----- RAW DATA

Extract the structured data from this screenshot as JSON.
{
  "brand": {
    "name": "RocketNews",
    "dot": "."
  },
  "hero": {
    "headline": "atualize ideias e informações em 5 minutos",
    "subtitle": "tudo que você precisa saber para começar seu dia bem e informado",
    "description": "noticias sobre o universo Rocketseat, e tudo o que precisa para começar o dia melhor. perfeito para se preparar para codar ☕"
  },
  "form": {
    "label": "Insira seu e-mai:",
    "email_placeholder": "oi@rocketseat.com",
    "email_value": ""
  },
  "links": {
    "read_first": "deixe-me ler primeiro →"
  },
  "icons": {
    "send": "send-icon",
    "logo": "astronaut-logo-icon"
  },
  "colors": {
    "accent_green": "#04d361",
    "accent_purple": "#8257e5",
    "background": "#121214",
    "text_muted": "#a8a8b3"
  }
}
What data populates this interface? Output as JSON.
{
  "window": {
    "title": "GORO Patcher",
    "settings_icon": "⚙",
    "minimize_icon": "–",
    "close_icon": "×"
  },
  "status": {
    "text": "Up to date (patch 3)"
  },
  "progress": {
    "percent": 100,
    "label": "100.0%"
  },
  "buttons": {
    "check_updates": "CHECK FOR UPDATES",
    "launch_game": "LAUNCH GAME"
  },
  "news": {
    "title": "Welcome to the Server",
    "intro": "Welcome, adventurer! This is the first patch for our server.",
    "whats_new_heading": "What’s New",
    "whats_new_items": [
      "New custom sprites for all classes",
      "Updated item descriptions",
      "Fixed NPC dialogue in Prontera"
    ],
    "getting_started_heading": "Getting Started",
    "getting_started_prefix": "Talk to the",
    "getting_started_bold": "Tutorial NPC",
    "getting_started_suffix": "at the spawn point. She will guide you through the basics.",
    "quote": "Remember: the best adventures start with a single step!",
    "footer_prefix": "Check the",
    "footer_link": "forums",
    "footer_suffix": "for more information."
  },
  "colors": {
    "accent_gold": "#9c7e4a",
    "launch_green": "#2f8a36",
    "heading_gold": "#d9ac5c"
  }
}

----------

__STATED EXERCISE__
Search the lines above for the string "JSON" and copy each line that has it.

__WRITTEN ANSWER__
Extract the structured data from this screenshot as JSON.
What data populates this interface? Output as JSON.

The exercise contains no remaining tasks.